Stated problem >> Restate each of the lines below word for word and drop every picture.

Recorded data
* Begin *
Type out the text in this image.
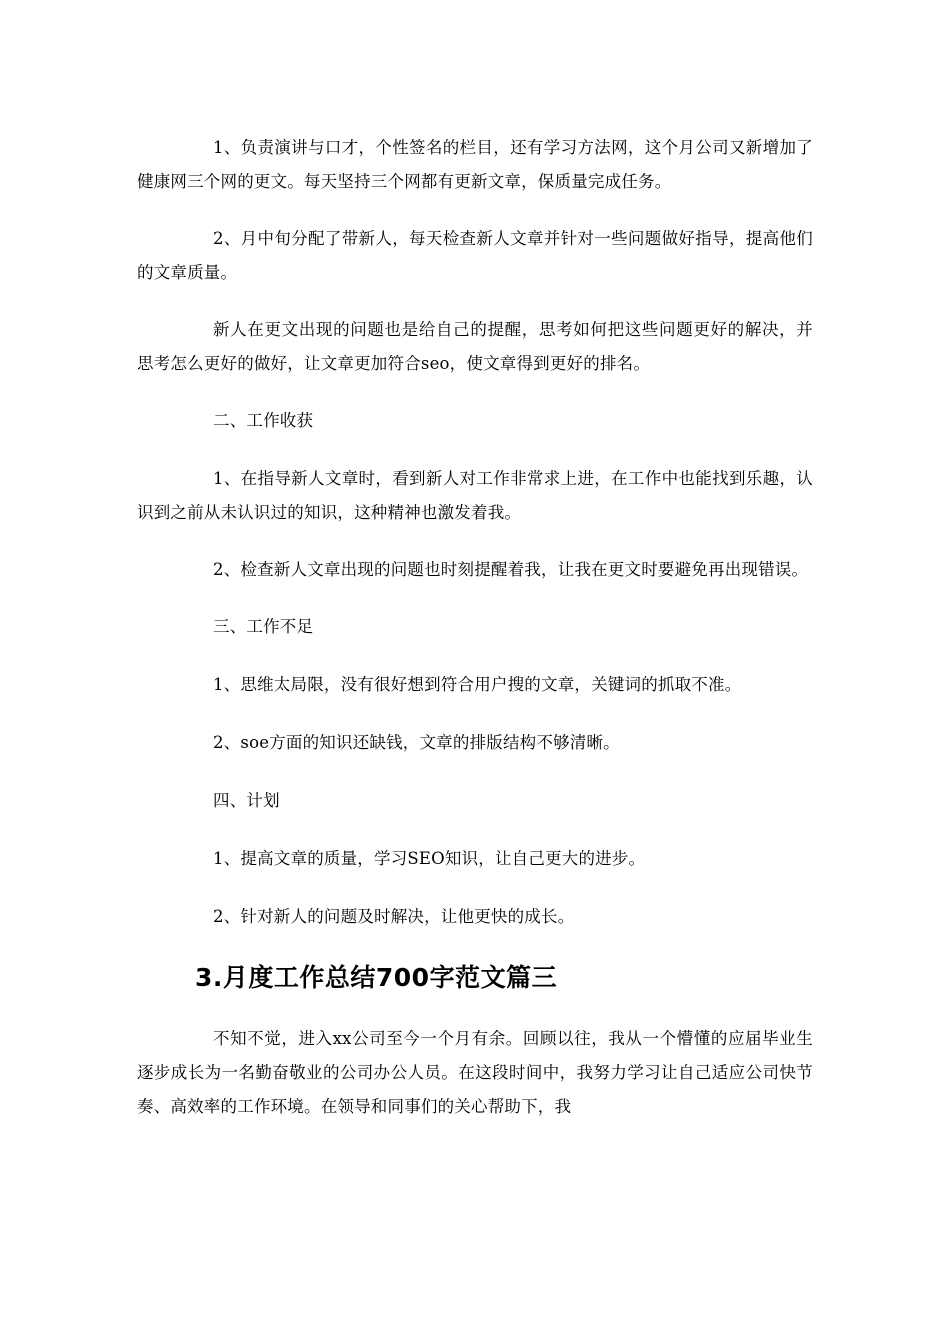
1、负责演讲与口才，个性签名的栏目，还有学习方法网，这个月公司又新增加了健康网三个网的更文。每天坚持三个网都有更新文章，保质量完成任务。

2、月中旬分配了带新人，每天检查新人文章并针对一些问题做好指导，提高他们的文章质量。

新人在更文出现的问题也是给自己的提醒，思考如何把这些问题更好的解决，并思考怎么更好的做好，让文章更加符合seo，使文章得到更好的排名。

二、工作收获

1、在指导新人文章时，看到新人对工作非常求上进，在工作中也能找到乐趣，认识到之前从未认识过的知识，这种精神也激发着我。

2、检查新人文章出现的问题也时刻提醒着我，让我在更文时要避免再出现错误。

三、工作不足

1、思维太局限，没有很好想到符合用户搜的文章，关键词的抓取不准。

2、soe方面的知识还缺钱，文章的排版结构不够清晰。

四、计划

1、提高文章的质量，学习SEO知识，让自己更大的进步。

2、针对新人的问题及时解决，让他更快的成长。

3.月度工作总结700字范文篇三

不知不觉，进入xx公司至今一个月有余。回顾以往，我从一个懵懂的应届毕业生逐步成长为一名勤奋敬业的公司办公人员。在这段时间中，我努力学习让自己适应公司快节奏、高效率的工作环境。在领导和同事们的关心帮助下，我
* End *
Answer to the task >>
Type out the text in this image.
1、负责演讲与口才，个性签名的栏目，还有学习方法网，这个月公司又新增加了健康网三个网的更文。每天坚持三个网都有更新文章，保质量完成任务。

2、月中旬分配了带新人，每天检查新人文章并针对一些问题做好指导，提高他们的文章质量。

新人在更文出现的问题也是给自己的提醒，思考如何把这些问题更好的解决，并思考怎么更好的做好，让文章更加符合seo，使文章得到更好的排名。

二、工作收获

1、在指导新人文章时，看到新人对工作非常求上进，在工作中也能找到乐趣，认识到之前从未认识过的知识，这种精神也激发着我。

2、检查新人文章出现的问题也时刻提醒着我，让我在更文时要避免再出现错误。

三、工作不足

1、思维太局限，没有很好想到符合用户搜的文章，关键词的抓取不准。

2、soe方面的知识还缺钱，文章的排版结构不够清晰。

四、计划

1、提高文章的质量，学习SEO知识，让自己更大的进步。

2、针对新人的问题及时解决，让他更快的成长。

3.月度工作总结700字范文篇三

不知不觉，进入xx公司至今一个月有余。回顾以往，我从一个懵懂的应届毕业生逐步成长为一名勤奋敬业的公司办公人员。在这段时间中，我努力学习让自己适应公司快节奏、高效率的工作环境。在领导和同事们的关心帮助下，我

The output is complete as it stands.